▶ [PROBLEM REQUIREMENTS] Repeat every line of the listing below exactly, minus the pictures.

=======

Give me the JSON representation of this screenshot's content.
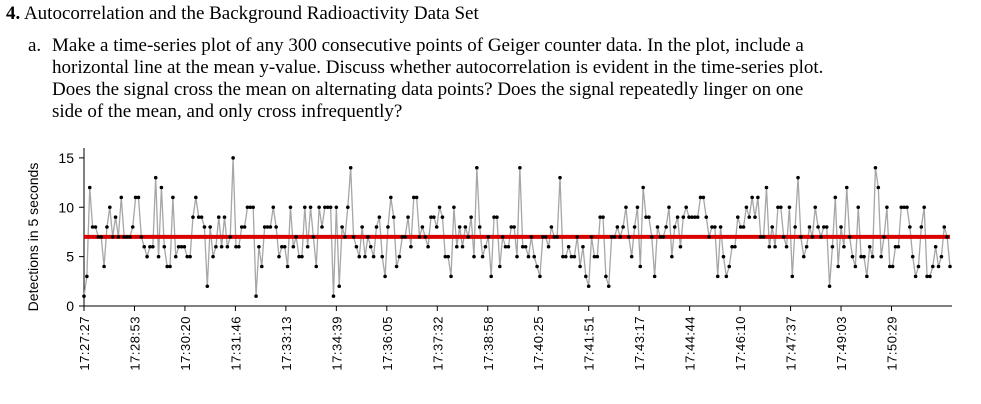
{
  "problem": {
    "number": "4.",
    "title": "Autocorrelation and the Background Radioactivity Data Set",
    "part_label": "a.",
    "lines": [
      "Make a time-series plot of any 300 consecutive points of Geiger counter data.  In the plot, include a",
      "horizontal line at the mean y-value.  Discuss whether autocorrelation is evident in the time-series plot.",
      "Does the signal cross the mean on alternating data points?  Does the signal repeatedly linger on one",
      "side of the mean, and only cross infrequently?"
    ]
  },
  "chart_data": {
    "type": "line",
    "title": "",
    "xlabel": "",
    "ylabel": "Detections in 5 seconds",
    "ylim": [
      0,
      16
    ],
    "yticks": [
      0,
      5,
      10,
      15
    ],
    "x_tick_labels": [
      "17:27:27",
      "17:28:53",
      "17:30:20",
      "17:31:46",
      "17:33:13",
      "17:34:39",
      "17:36:05",
      "17:37:32",
      "17:38:58",
      "17:40:25",
      "17:41:51",
      "17:43:17",
      "17:44:44",
      "17:46:10",
      "17:47:37",
      "17:49:03",
      "17:50:29"
    ],
    "mean": 7,
    "series": [
      {
        "values": [
          1,
          3,
          12,
          8,
          8,
          7,
          7,
          4,
          8,
          10,
          7,
          9,
          7,
          11,
          7,
          7,
          7,
          8,
          11,
          11,
          7,
          6,
          5,
          6,
          6,
          13,
          5,
          12,
          6,
          4,
          4,
          11,
          5,
          6,
          6,
          6,
          5,
          5,
          9,
          11,
          9,
          9,
          8,
          2,
          8,
          5,
          6,
          9,
          6,
          9,
          6,
          7,
          15,
          6,
          6,
          8,
          8,
          10,
          10,
          10,
          1,
          6,
          4,
          8,
          8,
          8,
          10,
          8,
          5,
          6,
          6,
          4,
          10,
          6,
          7,
          5,
          5,
          10,
          6,
          10,
          7,
          4,
          10,
          8,
          10,
          10,
          10,
          1,
          10,
          2,
          8,
          7,
          10,
          14,
          7,
          6,
          5,
          8,
          5,
          7,
          6,
          5,
          8,
          9,
          5,
          3,
          8,
          11,
          9,
          4,
          5,
          7,
          7,
          9,
          6,
          11,
          11,
          7,
          8,
          7,
          6,
          9,
          9,
          8,
          10,
          9,
          5,
          5,
          3,
          10,
          6,
          8,
          6,
          8,
          7,
          9,
          5,
          14,
          8,
          5,
          6,
          7,
          3,
          9,
          9,
          4,
          7,
          6,
          6,
          8,
          8,
          5,
          14,
          6,
          6,
          5,
          7,
          5,
          4,
          3,
          7,
          7,
          6,
          8,
          7,
          7,
          13,
          5,
          5,
          6,
          5,
          5,
          7,
          4,
          6,
          3,
          2,
          7,
          5,
          5,
          9,
          9,
          3,
          2,
          7,
          7,
          8,
          7,
          8,
          10,
          7,
          5,
          8,
          10,
          4,
          12,
          9,
          9,
          7,
          3,
          8,
          7,
          7,
          8,
          10,
          5,
          8,
          9,
          6,
          9,
          10,
          9,
          9,
          9,
          9,
          11,
          11,
          9,
          7,
          8,
          8,
          3,
          8,
          5,
          3,
          4,
          6,
          6,
          9,
          8,
          8,
          10,
          9,
          11,
          9,
          11,
          7,
          7,
          12,
          6,
          8,
          6,
          10,
          10,
          7,
          6,
          10,
          3,
          8,
          13,
          7,
          5,
          6,
          8,
          7,
          10,
          8,
          7,
          8,
          8,
          2,
          6,
          11,
          4,
          8,
          6,
          12,
          7,
          5,
          4,
          10,
          5,
          5,
          3,
          6,
          5,
          14,
          12,
          5,
          7,
          10,
          4,
          4,
          6,
          6,
          10,
          10,
          10,
          8,
          5,
          3,
          4,
          8,
          10,
          3,
          3,
          4,
          6,
          4,
          5,
          8,
          7,
          4
        ]
      }
    ],
    "colors": {
      "series_line": "#a6a6a6",
      "series_point": "#000000",
      "mean_line": "#d90000"
    }
  }
}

=======

▶ [RESPONSE TO THE TASK]
Give me the JSON representation of this screenshot's content.
{
  "problem": {
    "number": "4.",
    "title": "Autocorrelation and the Background Radioactivity Data Set",
    "part_label": "a.",
    "lines": [
      "Make a time-series plot of any 300 consecutive points of Geiger counter data.  In the plot, include a",
      "horizontal line at the mean y-value.  Discuss whether autocorrelation is evident in the time-series plot.",
      "Does the signal cross the mean on alternating data points?  Does the signal repeatedly linger on one",
      "side of the mean, and only cross infrequently?"
    ]
  },
  "chart_data": {
    "type": "line",
    "title": "",
    "xlabel": "",
    "ylabel": "Detections in 5 seconds",
    "ylim": [
      0,
      16
    ],
    "yticks": [
      0,
      5,
      10,
      15
    ],
    "x_tick_labels": [
      "17:27:27",
      "17:28:53",
      "17:30:20",
      "17:31:46",
      "17:33:13",
      "17:34:39",
      "17:36:05",
      "17:37:32",
      "17:38:58",
      "17:40:25",
      "17:41:51",
      "17:43:17",
      "17:44:44",
      "17:46:10",
      "17:47:37",
      "17:49:03",
      "17:50:29"
    ],
    "mean": 7,
    "series": [
      {
        "values": [
          1,
          3,
          12,
          8,
          8,
          7,
          7,
          4,
          8,
          10,
          7,
          9,
          7,
          11,
          7,
          7,
          7,
          8,
          11,
          11,
          7,
          6,
          5,
          6,
          6,
          13,
          5,
          12,
          6,
          4,
          4,
          11,
          5,
          6,
          6,
          6,
          5,
          5,
          9,
          11,
          9,
          9,
          8,
          2,
          8,
          5,
          6,
          9,
          6,
          9,
          6,
          7,
          15,
          6,
          6,
          8,
          8,
          10,
          10,
          10,
          1,
          6,
          4,
          8,
          8,
          8,
          10,
          8,
          5,
          6,
          6,
          4,
          10,
          6,
          7,
          5,
          5,
          10,
          6,
          10,
          7,
          4,
          10,
          8,
          10,
          10,
          10,
          1,
          10,
          2,
          8,
          7,
          10,
          14,
          7,
          6,
          5,
          8,
          5,
          7,
          6,
          5,
          8,
          9,
          5,
          3,
          8,
          11,
          9,
          4,
          5,
          7,
          7,
          9,
          6,
          11,
          11,
          7,
          8,
          7,
          6,
          9,
          9,
          8,
          10,
          9,
          5,
          5,
          3,
          10,
          6,
          8,
          6,
          8,
          7,
          9,
          5,
          14,
          8,
          5,
          6,
          7,
          3,
          9,
          9,
          4,
          7,
          6,
          6,
          8,
          8,
          5,
          14,
          6,
          6,
          5,
          7,
          5,
          4,
          3,
          7,
          7,
          6,
          8,
          7,
          7,
          13,
          5,
          5,
          6,
          5,
          5,
          7,
          4,
          6,
          3,
          2,
          7,
          5,
          5,
          9,
          9,
          3,
          2,
          7,
          7,
          8,
          7,
          8,
          10,
          7,
          5,
          8,
          10,
          4,
          12,
          9,
          9,
          7,
          3,
          8,
          7,
          7,
          8,
          10,
          5,
          8,
          9,
          6,
          9,
          10,
          9,
          9,
          9,
          9,
          11,
          11,
          9,
          7,
          8,
          8,
          3,
          8,
          5,
          3,
          4,
          6,
          6,
          9,
          8,
          8,
          10,
          9,
          11,
          9,
          11,
          7,
          7,
          12,
          6,
          8,
          6,
          10,
          10,
          7,
          6,
          10,
          3,
          8,
          13,
          7,
          5,
          6,
          8,
          7,
          10,
          8,
          7,
          8,
          8,
          2,
          6,
          11,
          4,
          8,
          6,
          12,
          7,
          5,
          4,
          10,
          5,
          5,
          3,
          6,
          5,
          14,
          12,
          5,
          7,
          10,
          4,
          4,
          6,
          6,
          10,
          10,
          10,
          8,
          5,
          3,
          4,
          8,
          10,
          3,
          3,
          4,
          6,
          4,
          5,
          8,
          7,
          4
        ]
      }
    ],
    "colors": {
      "series_line": "#a6a6a6",
      "series_point": "#000000",
      "mean_line": "#d90000"
    }
  }
}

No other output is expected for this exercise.